** BEGIN DATASET EXCERPTS **

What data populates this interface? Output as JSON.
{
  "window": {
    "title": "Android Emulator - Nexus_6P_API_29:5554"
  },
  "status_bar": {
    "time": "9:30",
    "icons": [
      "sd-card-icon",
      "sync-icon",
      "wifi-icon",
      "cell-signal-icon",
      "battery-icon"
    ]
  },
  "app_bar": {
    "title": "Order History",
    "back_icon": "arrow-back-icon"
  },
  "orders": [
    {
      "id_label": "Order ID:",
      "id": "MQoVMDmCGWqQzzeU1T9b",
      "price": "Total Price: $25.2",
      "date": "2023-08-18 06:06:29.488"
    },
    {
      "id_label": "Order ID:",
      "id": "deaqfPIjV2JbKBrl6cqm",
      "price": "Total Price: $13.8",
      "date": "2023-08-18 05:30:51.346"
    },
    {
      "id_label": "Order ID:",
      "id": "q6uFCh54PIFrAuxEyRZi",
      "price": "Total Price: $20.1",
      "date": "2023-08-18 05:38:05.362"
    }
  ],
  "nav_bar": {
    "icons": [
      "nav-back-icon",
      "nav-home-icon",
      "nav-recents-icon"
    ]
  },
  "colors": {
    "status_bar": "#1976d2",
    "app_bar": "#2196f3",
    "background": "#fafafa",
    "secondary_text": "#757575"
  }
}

** END DATASET EXCERPTS **

**STATED TASK:** Extract all of the data above without altering anything.

**SOLUTION TO THIS PROBLEM:**
What data populates this interface? Output as JSON.
{
  "window": {
    "title": "Android Emulator - Nexus_6P_API_29:5554"
  },
  "status_bar": {
    "time": "9:30",
    "icons": [
      "sd-card-icon",
      "sync-icon",
      "wifi-icon",
      "cell-signal-icon",
      "battery-icon"
    ]
  },
  "app_bar": {
    "title": "Order History",
    "back_icon": "arrow-back-icon"
  },
  "orders": [
    {
      "id_label": "Order ID:",
      "id": "MQoVMDmCGWqQzzeU1T9b",
      "price": "Total Price: $25.2",
      "date": "2023-08-18 06:06:29.488"
    },
    {
      "id_label": "Order ID:",
      "id": "deaqfPIjV2JbKBrl6cqm",
      "price": "Total Price: $13.8",
      "date": "2023-08-18 05:30:51.346"
    },
    {
      "id_label": "Order ID:",
      "id": "q6uFCh54PIFrAuxEyRZi",
      "price": "Total Price: $20.1",
      "date": "2023-08-18 05:38:05.362"
    }
  ],
  "nav_bar": {
    "icons": [
      "nav-back-icon",
      "nav-home-icon",
      "nav-recents-icon"
    ]
  },
  "colors": {
    "status_bar": "#1976d2",
    "app_bar": "#2196f3",
    "background": "#fafafa",
    "secondary_text": "#757575"
  }
}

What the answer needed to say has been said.